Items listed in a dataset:
================================
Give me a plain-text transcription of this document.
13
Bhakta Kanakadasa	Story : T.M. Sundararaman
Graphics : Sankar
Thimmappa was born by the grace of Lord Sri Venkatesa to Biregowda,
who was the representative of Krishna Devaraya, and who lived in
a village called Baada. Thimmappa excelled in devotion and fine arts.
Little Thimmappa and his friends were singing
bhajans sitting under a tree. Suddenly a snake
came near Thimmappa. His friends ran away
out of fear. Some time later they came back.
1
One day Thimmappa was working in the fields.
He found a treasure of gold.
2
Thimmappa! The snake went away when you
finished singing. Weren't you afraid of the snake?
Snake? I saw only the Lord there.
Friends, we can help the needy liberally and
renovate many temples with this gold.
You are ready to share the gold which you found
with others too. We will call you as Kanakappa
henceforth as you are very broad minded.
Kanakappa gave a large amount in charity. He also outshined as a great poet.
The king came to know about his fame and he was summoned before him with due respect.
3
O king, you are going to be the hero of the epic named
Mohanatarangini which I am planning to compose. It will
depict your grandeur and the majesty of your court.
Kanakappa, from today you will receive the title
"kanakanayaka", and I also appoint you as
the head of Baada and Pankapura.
================================
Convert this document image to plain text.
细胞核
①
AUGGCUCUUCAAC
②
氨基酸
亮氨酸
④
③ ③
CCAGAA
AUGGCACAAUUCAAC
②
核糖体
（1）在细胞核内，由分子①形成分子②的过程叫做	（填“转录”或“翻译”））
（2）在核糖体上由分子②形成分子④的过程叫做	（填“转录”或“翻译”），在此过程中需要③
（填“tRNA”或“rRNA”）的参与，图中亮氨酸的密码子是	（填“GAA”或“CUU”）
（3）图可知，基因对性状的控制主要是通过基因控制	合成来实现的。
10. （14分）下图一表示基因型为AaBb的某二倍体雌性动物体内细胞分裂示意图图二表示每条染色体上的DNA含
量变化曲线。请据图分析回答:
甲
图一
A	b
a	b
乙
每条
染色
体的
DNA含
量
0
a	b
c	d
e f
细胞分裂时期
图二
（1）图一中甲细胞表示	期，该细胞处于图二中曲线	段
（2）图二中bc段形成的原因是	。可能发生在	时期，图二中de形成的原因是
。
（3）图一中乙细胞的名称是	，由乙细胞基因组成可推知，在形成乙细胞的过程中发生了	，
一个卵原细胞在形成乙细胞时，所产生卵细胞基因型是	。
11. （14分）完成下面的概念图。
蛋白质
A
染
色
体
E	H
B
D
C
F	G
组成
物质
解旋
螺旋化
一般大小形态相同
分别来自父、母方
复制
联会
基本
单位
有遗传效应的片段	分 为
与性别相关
================================
EXERCISE REQUIREMENTS:
Search the data above for the word "away", then gather each line in which it appears.

FINISHED EXERCISE:
came near Thimmappa. His friends ran away
Thimmappa! The snake went away when you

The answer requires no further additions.